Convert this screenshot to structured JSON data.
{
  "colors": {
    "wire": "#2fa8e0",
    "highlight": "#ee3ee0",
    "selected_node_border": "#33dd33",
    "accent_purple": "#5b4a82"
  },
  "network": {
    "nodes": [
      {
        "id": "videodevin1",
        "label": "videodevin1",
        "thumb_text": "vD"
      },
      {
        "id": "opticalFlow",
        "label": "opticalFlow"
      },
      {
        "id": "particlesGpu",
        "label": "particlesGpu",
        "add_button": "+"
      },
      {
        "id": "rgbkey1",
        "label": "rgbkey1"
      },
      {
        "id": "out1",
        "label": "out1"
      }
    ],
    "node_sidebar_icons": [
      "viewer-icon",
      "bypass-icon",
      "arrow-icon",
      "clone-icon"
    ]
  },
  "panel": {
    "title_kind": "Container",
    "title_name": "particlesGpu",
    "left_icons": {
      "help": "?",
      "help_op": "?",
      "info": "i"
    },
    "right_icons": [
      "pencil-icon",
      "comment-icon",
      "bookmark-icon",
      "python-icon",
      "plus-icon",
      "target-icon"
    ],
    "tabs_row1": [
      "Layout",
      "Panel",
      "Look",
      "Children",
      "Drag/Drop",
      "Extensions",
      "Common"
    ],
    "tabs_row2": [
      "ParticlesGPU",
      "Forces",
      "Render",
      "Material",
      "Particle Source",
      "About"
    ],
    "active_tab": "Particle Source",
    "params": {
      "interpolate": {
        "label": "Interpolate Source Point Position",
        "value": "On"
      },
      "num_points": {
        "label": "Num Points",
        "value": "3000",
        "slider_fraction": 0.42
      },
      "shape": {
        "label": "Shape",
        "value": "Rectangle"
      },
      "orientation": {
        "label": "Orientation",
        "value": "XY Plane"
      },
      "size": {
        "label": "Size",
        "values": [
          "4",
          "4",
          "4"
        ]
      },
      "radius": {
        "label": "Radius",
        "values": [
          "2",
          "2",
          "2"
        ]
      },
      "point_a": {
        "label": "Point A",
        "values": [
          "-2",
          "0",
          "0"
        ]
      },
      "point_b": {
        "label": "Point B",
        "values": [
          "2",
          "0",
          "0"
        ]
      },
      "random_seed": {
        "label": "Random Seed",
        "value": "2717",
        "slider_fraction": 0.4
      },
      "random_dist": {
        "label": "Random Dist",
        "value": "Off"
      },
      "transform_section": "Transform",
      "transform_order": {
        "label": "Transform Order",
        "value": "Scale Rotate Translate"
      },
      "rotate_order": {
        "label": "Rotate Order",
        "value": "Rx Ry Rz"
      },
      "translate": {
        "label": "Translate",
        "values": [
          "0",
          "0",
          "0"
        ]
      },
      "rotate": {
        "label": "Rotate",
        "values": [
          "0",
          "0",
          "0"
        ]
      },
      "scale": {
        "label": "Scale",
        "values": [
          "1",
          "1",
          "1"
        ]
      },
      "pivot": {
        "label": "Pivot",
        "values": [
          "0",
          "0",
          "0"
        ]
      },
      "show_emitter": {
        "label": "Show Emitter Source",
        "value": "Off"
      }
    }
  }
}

* **Short task**
Where a line in the entries holds "Source", copy that line.

* **Full output**
      "Particle Source",
    "active_tab": "Particle Source",
        "label": "Interpolate Source Point Position",
        "label": "Show Emitter Source",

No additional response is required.